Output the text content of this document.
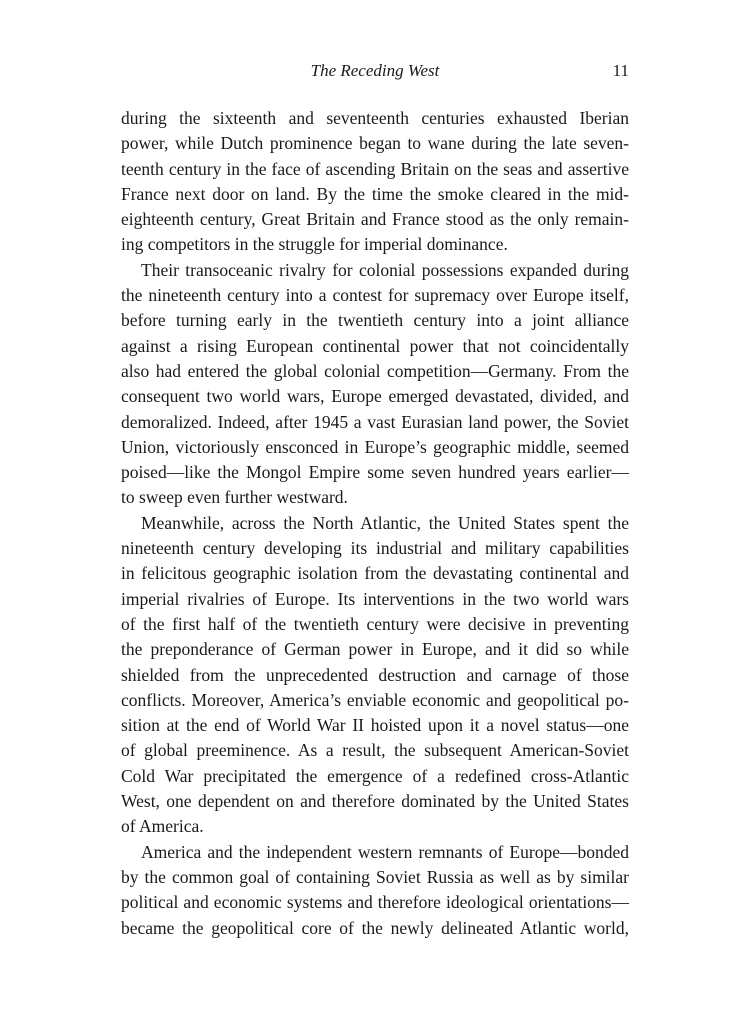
The Receding West	11
during the sixteenth and seventeenth centuries exhausted Iberian
power, while Dutch prominence began to wane during the late seven-
teenth century in the face of ascending Britain on the seas and assertive
France next door on land. By the time the smoke cleared in the mid-
eighteenth century, Great Britain and France stood as the only remain-
ing competitors in the struggle for imperial dominance.
Their transoceanic rivalry for colonial possessions expanded during
the nineteenth century into a contest for supremacy over Europe itself,
before turning early in the twentieth century into a joint alliance
against a rising European continental power that not coincidentally
also had entered the global colonial competition—Germany. From the
consequent two world wars, Europe emerged devastated, divided, and
demoralized. Indeed, after 1945 a vast Eurasian land power, the Soviet
Union, victoriously ensconced in Europe’s geographic middle, seemed
poised—like the Mongol Empire some seven hundred years earlier—
to sweep even further westward.
Meanwhile, across the North Atlantic, the United States spent the
nineteenth century developing its industrial and military capabilities
in felicitous geographic isolation from the devastating continental and
imperial rivalries of Europe. Its interventions in the two world wars
of the first half of the twentieth century were decisive in preventing
the preponderance of German power in Europe, and it did so while
shielded from the unprecedented destruction and carnage of those
conflicts. Moreover, America’s enviable economic and geopolitical po-
sition at the end of World War II hoisted upon it a novel status—one
of global preeminence. As a result, the subsequent American-Soviet
Cold War precipitated the emergence of a redefined cross-Atlantic
West, one dependent on and therefore dominated by the United States
of America.
America and the independent western remnants of Europe—bonded
by the common goal of containing Soviet Russia as well as by similar
political and economic systems and therefore ideological orientations—
became the geopolitical core of the newly delineated Atlantic world,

## [Problem details]
Find the word "twentieth" in the data and copy out each line where it turns up.

## [In response]
before turning early in the twentieth century into a joint alliance
of the first half of the twentieth century were decisive in preventing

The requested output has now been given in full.